* [AIM OF THE EXERCISE]: Write out, word for word, the passage of the post below on hardware-assisted JPEG decoding that opens with the words containing "The previous post" and closes with "under the way.".

* [SELECTED EXCERPT]:
╔══

On efficiency of hardware-assisted JPEG decoding (AMD MFT MJPEG Decoder)

The previous post was focusing on problems with the hardware MFT decoder provided as a part of video driver package. This time I am going to mention some data about how the inefficiency affects performance of video capture using a high frame rate 260 FPS camera as a test stand. Apparently the effect is better visible with high frame rates because CPU and GPU hardware is fast enough already to process less complicated signal.

There is already some interest from AMD end (deserves a separate post why this is exceptional on its own), and some bug fixes are already under the way.

The performance problem is less visible because the decoder is overall performing without fatal issues and provides expected output: no failures, error codes, no deadlocks, neither CPU or GPU engine is peaked out, so things are more or less fine at first glance… The test application uses Media Foundation and Source Reader API to read textures in hardware MFT enabled mode and discards the textures just printing out the frame rate.

╚══

* [DATA SECTION]:
╔══

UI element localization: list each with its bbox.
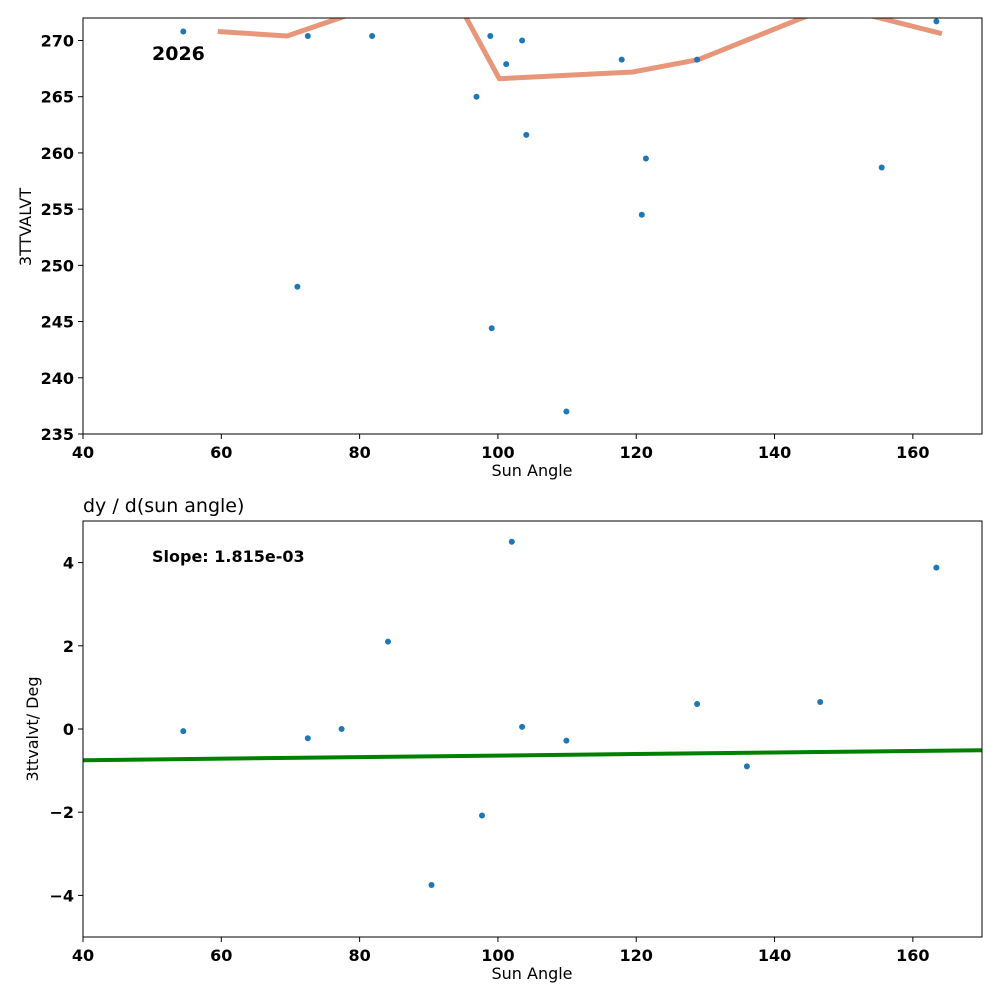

╚══

* [THE OUTPUT]:
The previous post was focusing on problems with the hardware MFT decoder provided as a part of video driver package. This time I am going to mention some data about how the inefficiency affects performance of video capture using a high frame rate 260 FPS camera as a test stand. Apparently the effect is better visible with high frame rates because CPU and GPU hardware is fast enough already to process less complicated signal.

There is already some interest from AMD end (deserves a separate post why this is exceptional on its own), and some bug fixes are already under the way.